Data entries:
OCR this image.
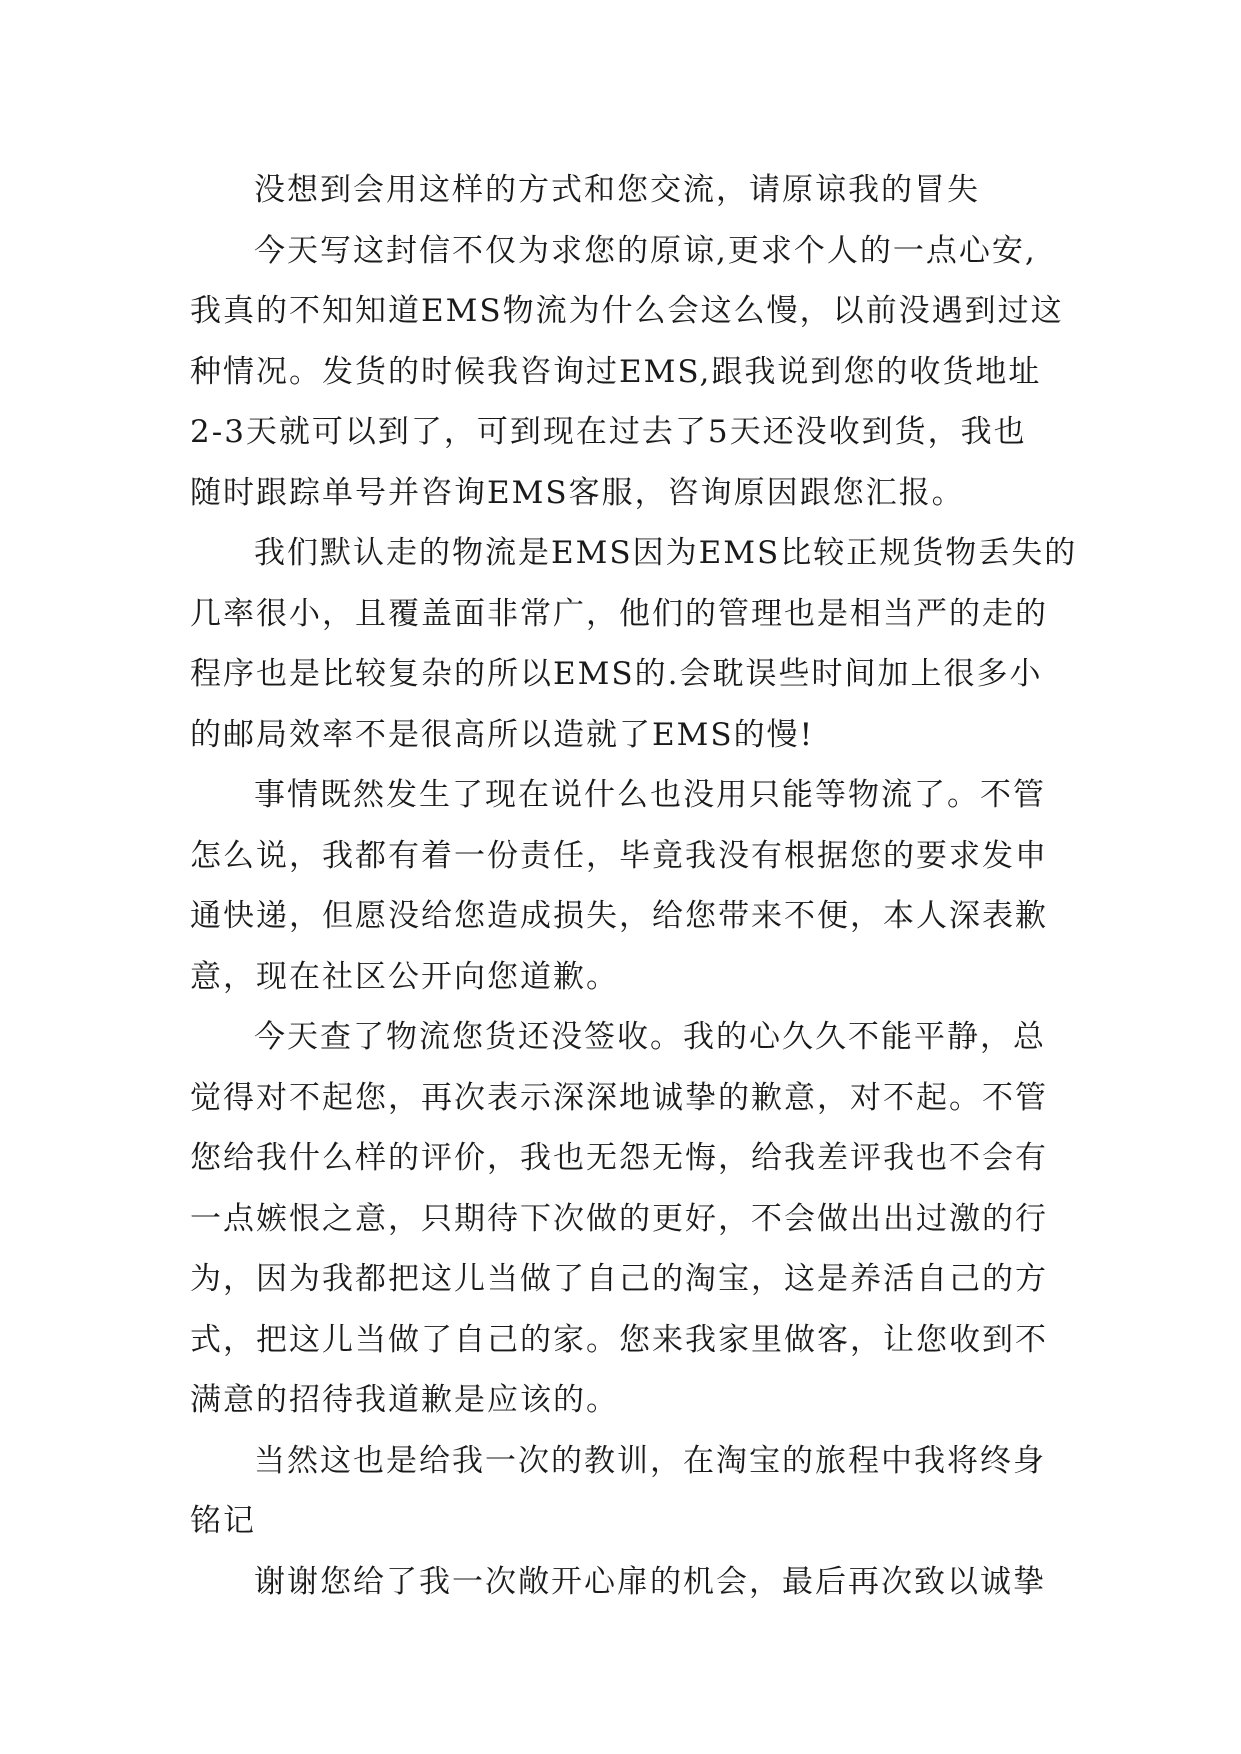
没想到会用这样的方式和您交流，请原谅我的冒失
今天写这封信不仅为求您的原谅,更求个人的一点心安,
我真的不知知道EMS物流为什么会这么慢，以前没遇到过这
种情况。发货的时候我咨询过EMS,跟我说到您的收货地址
2-3天就可以到了，可到现在过去了5天还没收到货，我也
随时跟踪单号并咨询EMS客服，咨询原因跟您汇报。
我们默认走的物流是EMS因为EMS比较正规货物丢失的
几率很小，且覆盖面非常广，他们的管理也是相当严的走的
程序也是比较复杂的所以EMS的.会耽误些时间加上很多小
的邮局效率不是很高所以造就了EMS的慢!
事情既然发生了现在说什么也没用只能等物流了。不管
怎么说，我都有着一份责任，毕竟我没有根据您的要求发申
通快递，但愿没给您造成损失，给您带来不便，本人深表歉
意，现在社区公开向您道歉。
今天查了物流您货还没签收。我的心久久不能平静，总
觉得对不起您，再次表示深深地诚挚的歉意，对不起。不管
您给我什么样的评价，我也无怨无悔，给我差评我也不会有
一点嫉恨之意，只期待下次做的更好，不会做出出过激的行
为，因为我都把这儿当做了自己的淘宝，这是养活自己的方
式，把这儿当做了自己的家。您来我家里做客，让您收到不
满意的招待我道歉是应该的。
当然这也是给我一次的教训，在淘宝的旅程中我将终身
铭记
谢谢您给了我一次敞开心扉的机会，最后再次致以诚挚
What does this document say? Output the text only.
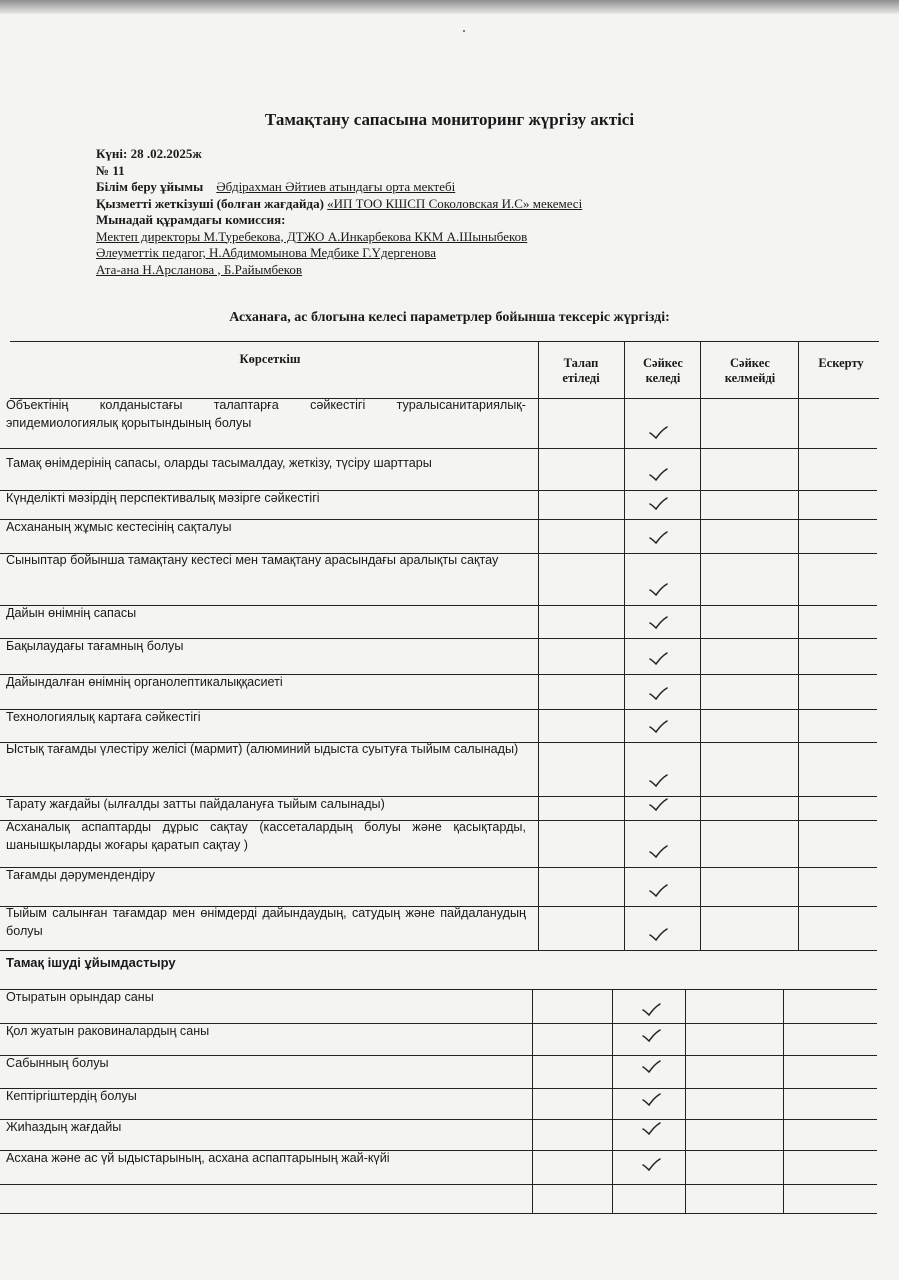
Тамақтану сапасына мониторинг жүргізу актісі
Күні: 28 .02.2025ж
№ 11
Білім беру ұйымы Әбдірахман Әйтиев атындағы орта мектебі
Қызметті жеткізуші (болған жағдайда) «ИП ТОО КШСП Соколовская И.С» мекемесі
Мынадай құрамдағы комиссия:
Мектеп директоры М.Туребекова, ДТЖО А.Инкарбекова ККМ А.Шыныбеков
Әлеуметтік педагог, Н.Абдимомынова Медбике Г.Үдергенова
Ата-ана Н.Арсланова , Б.Райымбеков
Асханаға, ас блогына келесі параметрлер бойынша тексеріс жүргізді:
Көрсеткіш	Талап етіледі
Сәйкес келеді
Сәйкес келмейді
Ескерту
Объектінің колданыстағы талаптарға сәйкестігі туралысанитариялық-эпидемиологиялық қорытындының болуы
Тамақ өнімдерінің сапасы, оларды тасымалдау, жеткізу, түсіру шарттары
Күнделікті мәзірдің перспективалық мәзірге сәйкестігі
Асхананың жұмыс кестесінің сақталуы
Сыныптар бойынша тамақтану кестесі мен тамақтану арасындағы аралықты сақтау
Дайын өнімнің сапасы
Бақылаудағы тағамның болуы
Дайындалған өнімнің органолептикалыққасиеті
Технологиялық картаға сәйкестігі
Ыстық тағамды үлестіру желісі (мармит) (алюминий ыдыста суытуға тыйым салынады)
Тарату жағдайы (ылғалды затты пайдалануға тыйым салынады)
Асханалық аспаптарды дұрыс сақтау (кассеталардың болуы және қасықтарды, шанышқыларды жоғары қаратып сақтау )
Тағамды дәрумендендіру
Тыйым салынған тағамдар мен өнімдерді дайындаудың, сатудың және пайдаланудың болуы
Тамақ ішуді ұйымдастыру
Отыратын орындар саны
Қол жуатын раковиналардың саны
Сабынның болуы
Кептіргіштердің болуы
Жиһаздың жағдайы
Асхана және ас үй ыдыстарының, асхана аспаптарының жай-күйі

- _What to work on_
Where a line in the material above holds "бойынша", copy that line.

- _Complete answer_
Асханаға, ас блогына келесі параметрлер бойынша тексеріс жүргізді:
Сыныптар бойынша тамақтану кестесі мен тамақтану арасындағы аралықты сақтау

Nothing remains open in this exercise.